# Data supplied
****************************************

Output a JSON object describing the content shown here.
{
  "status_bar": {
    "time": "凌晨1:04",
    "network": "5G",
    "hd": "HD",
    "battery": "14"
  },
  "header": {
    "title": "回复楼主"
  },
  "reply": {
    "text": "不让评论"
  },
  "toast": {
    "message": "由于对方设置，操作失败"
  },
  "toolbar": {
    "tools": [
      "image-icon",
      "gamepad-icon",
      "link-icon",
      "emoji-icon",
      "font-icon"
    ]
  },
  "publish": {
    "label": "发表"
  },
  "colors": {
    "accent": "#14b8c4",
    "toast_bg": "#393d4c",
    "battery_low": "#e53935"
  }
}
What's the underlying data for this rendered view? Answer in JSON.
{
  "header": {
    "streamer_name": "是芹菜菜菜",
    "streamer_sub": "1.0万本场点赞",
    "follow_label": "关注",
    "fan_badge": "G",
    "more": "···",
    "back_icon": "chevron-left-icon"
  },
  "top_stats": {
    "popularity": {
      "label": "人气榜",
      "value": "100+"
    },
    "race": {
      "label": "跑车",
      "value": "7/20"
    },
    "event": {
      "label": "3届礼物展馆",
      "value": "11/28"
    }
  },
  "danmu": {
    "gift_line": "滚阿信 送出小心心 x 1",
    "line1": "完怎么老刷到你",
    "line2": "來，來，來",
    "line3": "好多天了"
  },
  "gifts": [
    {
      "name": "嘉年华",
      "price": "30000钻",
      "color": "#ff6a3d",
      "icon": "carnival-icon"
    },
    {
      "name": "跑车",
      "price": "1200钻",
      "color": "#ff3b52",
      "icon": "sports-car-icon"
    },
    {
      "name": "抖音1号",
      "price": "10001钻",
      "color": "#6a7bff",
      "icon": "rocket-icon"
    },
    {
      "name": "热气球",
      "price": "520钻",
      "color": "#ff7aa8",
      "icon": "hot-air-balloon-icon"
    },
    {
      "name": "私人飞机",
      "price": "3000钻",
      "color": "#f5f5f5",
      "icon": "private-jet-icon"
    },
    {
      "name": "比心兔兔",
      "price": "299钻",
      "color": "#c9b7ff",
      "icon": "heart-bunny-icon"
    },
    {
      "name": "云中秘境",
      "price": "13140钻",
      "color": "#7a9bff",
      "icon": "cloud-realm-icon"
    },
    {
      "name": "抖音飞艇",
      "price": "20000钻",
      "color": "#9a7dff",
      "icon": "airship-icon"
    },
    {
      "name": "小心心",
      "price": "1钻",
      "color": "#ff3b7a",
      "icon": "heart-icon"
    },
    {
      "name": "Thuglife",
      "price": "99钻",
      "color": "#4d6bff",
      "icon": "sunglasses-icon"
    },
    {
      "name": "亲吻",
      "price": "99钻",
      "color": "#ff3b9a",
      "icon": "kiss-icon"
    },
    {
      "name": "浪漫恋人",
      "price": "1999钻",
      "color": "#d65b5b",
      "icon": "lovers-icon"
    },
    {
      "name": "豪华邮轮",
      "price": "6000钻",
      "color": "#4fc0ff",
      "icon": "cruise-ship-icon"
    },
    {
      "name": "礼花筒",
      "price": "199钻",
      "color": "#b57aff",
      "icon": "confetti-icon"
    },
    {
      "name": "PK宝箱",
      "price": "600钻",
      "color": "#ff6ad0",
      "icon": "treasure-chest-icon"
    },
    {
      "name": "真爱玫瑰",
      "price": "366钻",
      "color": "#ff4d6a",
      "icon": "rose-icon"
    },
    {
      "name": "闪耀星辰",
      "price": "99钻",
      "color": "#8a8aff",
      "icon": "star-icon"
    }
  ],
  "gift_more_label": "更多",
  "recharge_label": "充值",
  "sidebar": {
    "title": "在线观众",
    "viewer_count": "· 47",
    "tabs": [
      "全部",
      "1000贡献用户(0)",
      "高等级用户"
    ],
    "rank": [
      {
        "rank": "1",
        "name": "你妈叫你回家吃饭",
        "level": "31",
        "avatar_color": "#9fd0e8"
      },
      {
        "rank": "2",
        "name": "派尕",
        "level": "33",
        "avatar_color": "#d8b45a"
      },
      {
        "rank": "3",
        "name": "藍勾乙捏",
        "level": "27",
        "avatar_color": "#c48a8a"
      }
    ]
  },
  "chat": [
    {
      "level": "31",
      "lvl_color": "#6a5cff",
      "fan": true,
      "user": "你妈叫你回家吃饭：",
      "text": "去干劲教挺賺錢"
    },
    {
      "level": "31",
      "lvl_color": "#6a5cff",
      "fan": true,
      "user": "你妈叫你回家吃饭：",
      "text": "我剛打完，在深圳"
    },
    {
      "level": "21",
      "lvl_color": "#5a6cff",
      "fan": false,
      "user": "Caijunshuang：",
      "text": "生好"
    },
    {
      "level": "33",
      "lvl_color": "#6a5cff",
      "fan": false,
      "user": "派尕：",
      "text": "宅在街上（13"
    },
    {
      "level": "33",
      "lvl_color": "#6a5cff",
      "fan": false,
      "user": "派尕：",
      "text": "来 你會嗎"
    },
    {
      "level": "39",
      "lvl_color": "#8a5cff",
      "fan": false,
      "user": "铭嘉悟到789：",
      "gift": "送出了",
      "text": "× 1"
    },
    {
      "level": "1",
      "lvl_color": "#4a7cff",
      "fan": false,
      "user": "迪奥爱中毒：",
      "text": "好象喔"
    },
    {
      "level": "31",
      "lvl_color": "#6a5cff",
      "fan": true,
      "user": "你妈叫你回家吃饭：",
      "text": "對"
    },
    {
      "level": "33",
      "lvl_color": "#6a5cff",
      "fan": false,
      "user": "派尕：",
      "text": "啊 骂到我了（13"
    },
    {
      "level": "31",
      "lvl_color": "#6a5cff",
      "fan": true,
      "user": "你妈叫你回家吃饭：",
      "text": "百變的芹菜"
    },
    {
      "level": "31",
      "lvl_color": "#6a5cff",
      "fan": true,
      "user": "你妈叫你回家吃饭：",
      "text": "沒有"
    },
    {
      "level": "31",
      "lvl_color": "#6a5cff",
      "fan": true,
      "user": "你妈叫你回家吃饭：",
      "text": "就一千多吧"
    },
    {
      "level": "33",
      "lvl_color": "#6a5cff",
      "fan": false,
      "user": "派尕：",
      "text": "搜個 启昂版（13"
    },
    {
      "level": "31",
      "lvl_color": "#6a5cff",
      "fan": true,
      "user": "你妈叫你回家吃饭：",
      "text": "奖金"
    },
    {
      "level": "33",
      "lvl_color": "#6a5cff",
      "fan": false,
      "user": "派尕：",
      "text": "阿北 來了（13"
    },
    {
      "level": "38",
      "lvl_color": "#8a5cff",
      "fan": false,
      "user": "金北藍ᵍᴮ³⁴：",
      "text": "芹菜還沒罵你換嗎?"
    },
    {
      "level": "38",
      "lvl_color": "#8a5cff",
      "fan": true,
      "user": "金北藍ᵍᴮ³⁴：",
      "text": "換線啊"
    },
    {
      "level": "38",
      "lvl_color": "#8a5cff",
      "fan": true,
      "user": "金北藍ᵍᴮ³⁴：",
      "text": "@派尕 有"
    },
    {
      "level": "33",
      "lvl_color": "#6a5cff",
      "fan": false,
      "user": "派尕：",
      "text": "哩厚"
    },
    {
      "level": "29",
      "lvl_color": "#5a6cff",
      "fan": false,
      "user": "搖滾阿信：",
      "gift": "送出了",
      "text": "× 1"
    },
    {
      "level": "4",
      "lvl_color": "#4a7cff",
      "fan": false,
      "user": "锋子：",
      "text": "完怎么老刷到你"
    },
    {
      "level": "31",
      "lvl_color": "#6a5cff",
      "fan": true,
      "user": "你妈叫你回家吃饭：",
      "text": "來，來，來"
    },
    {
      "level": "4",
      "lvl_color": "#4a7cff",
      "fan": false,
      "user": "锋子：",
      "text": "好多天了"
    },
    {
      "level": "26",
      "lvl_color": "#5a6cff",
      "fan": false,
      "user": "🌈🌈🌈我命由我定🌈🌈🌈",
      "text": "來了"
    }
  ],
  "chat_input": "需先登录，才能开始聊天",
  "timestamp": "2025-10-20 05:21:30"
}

****************************************

# What needs to be done
Select every line of the records holding the string "heart".

# Answer for the task
      "icon": "heart-bunny-icon"
      "icon": "heart-icon"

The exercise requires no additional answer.